What to work on
Copy out each line containing "thumbs" from the entries below.

>> START Material for this exercise

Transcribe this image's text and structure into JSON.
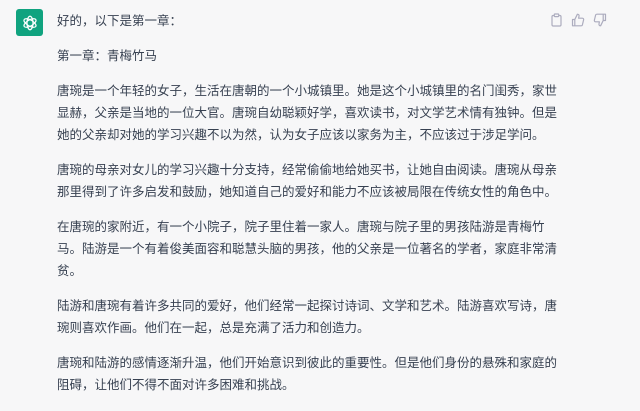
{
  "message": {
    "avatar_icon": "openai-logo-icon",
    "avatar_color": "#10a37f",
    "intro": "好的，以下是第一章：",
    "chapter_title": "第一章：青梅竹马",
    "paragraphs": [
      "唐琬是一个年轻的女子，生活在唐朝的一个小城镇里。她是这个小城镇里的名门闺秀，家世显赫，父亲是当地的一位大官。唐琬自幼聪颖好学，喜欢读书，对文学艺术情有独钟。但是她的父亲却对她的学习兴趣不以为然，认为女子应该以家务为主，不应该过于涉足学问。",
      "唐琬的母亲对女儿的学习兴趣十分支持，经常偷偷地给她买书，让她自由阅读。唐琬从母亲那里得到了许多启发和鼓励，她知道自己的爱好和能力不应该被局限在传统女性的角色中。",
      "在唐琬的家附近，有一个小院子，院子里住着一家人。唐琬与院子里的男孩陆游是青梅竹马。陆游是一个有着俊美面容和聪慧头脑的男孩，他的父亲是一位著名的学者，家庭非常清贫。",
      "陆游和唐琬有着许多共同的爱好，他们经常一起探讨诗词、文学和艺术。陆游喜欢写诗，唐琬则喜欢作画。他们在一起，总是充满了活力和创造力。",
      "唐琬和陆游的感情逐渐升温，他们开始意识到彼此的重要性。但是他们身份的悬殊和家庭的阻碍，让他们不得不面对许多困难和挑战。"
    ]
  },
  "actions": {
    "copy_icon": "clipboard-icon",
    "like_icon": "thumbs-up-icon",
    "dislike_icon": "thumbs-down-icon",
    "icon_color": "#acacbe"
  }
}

>> END Material for this exercise

Result of this task
    "like_icon": "thumbs-up-icon",
    "dislike_icon": "thumbs-down-icon",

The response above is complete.